### EXERCISE DETAILS:
Print each of the entries exactly, leaving nothing out.

--- start of ROWS ---

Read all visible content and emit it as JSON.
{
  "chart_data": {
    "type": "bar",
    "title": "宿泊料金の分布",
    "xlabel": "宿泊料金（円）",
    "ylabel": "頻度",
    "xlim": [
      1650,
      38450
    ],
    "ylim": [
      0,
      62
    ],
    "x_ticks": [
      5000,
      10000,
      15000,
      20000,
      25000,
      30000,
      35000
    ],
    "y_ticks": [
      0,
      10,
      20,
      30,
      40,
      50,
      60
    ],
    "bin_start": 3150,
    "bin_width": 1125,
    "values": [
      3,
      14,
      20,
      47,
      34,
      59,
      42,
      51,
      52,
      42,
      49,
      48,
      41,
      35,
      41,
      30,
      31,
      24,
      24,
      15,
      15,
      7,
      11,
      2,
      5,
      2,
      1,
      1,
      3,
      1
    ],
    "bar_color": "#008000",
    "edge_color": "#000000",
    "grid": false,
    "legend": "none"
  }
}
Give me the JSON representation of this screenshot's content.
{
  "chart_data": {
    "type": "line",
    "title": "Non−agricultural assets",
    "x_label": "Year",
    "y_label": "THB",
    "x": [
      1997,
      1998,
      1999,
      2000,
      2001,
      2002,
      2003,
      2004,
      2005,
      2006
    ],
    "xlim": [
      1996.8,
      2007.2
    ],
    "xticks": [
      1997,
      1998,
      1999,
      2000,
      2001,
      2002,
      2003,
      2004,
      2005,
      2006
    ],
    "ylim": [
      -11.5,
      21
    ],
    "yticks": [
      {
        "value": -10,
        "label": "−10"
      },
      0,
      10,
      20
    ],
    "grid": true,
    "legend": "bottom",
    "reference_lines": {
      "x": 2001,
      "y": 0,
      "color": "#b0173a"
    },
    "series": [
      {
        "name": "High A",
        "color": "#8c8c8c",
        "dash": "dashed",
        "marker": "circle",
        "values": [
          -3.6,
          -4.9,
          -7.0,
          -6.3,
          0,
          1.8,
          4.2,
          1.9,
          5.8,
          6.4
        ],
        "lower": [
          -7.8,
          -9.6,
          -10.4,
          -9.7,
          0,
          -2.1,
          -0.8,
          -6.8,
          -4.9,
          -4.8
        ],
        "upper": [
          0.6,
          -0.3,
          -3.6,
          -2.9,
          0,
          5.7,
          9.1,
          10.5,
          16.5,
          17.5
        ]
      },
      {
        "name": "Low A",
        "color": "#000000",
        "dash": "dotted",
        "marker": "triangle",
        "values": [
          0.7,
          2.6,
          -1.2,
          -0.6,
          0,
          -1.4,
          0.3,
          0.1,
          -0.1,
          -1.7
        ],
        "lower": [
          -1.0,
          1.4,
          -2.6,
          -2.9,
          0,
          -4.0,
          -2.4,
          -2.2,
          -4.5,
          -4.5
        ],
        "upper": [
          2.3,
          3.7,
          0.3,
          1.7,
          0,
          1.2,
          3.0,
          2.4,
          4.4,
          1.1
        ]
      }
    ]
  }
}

--- end of ROWS ---

### WORKED ANSWER:
Read all visible content and emit it as JSON.
{
  "chart_data": {
    "type": "bar",
    "title": "宿泊料金の分布",
    "xlabel": "宿泊料金（円）",
    "ylabel": "頻度",
    "xlim": [
      1650,
      38450
    ],
    "ylim": [
      0,
      62
    ],
    "x_ticks": [
      5000,
      10000,
      15000,
      20000,
      25000,
      30000,
      35000
    ],
    "y_ticks": [
      0,
      10,
      20,
      30,
      40,
      50,
      60
    ],
    "bin_start": 3150,
    "bin_width": 1125,
    "values": [
      3,
      14,
      20,
      47,
      34,
      59,
      42,
      51,
      52,
      42,
      49,
      48,
      41,
      35,
      41,
      30,
      31,
      24,
      24,
      15,
      15,
      7,
      11,
      2,
      5,
      2,
      1,
      1,
      3,
      1
    ],
    "bar_color": "#008000",
    "edge_color": "#000000",
    "grid": false,
    "legend": "none"
  }
}
Give me the JSON representation of this screenshot's content.
{
  "chart_data": {
    "type": "line",
    "title": "Non−agricultural assets",
    "x_label": "Year",
    "y_label": "THB",
    "x": [
      1997,
      1998,
      1999,
      2000,
      2001,
      2002,
      2003,
      2004,
      2005,
      2006
    ],
    "xlim": [
      1996.8,
      2007.2
    ],
    "xticks": [
      1997,
      1998,
      1999,
      2000,
      2001,
      2002,
      2003,
      2004,
      2005,
      2006
    ],
    "ylim": [
      -11.5,
      21
    ],
    "yticks": [
      {
        "value": -10,
        "label": "−10"
      },
      0,
      10,
      20
    ],
    "grid": true,
    "legend": "bottom",
    "reference_lines": {
      "x": 2001,
      "y": 0,
      "color": "#b0173a"
    },
    "series": [
      {
        "name": "High A",
        "color": "#8c8c8c",
        "dash": "dashed",
        "marker": "circle",
        "values": [
          -3.6,
          -4.9,
          -7.0,
          -6.3,
          0,
          1.8,
          4.2,
          1.9,
          5.8,
          6.4
        ],
        "lower": [
          -7.8,
          -9.6,
          -10.4,
          -9.7,
          0,
          -2.1,
          -0.8,
          -6.8,
          -4.9,
          -4.8
        ],
        "upper": [
          0.6,
          -0.3,
          -3.6,
          -2.9,
          0,
          5.7,
          9.1,
          10.5,
          16.5,
          17.5
        ]
      },
      {
        "name": "Low A",
        "color": "#000000",
        "dash": "dotted",
        "marker": "triangle",
        "values": [
          0.7,
          2.6,
          -1.2,
          -0.6,
          0,
          -1.4,
          0.3,
          0.1,
          -0.1,
          -1.7
        ],
        "lower": [
          -1.0,
          1.4,
          -2.6,
          -2.9,
          0,
          -4.0,
          -2.4,
          -2.2,
          -4.5,
          -4.5
        ],
        "upper": [
          2.3,
          3.7,
          0.3,
          1.7,
          0,
          1.2,
          3.0,
          2.4,
          4.4,
          1.1
        ]
      }
    ]
  }
}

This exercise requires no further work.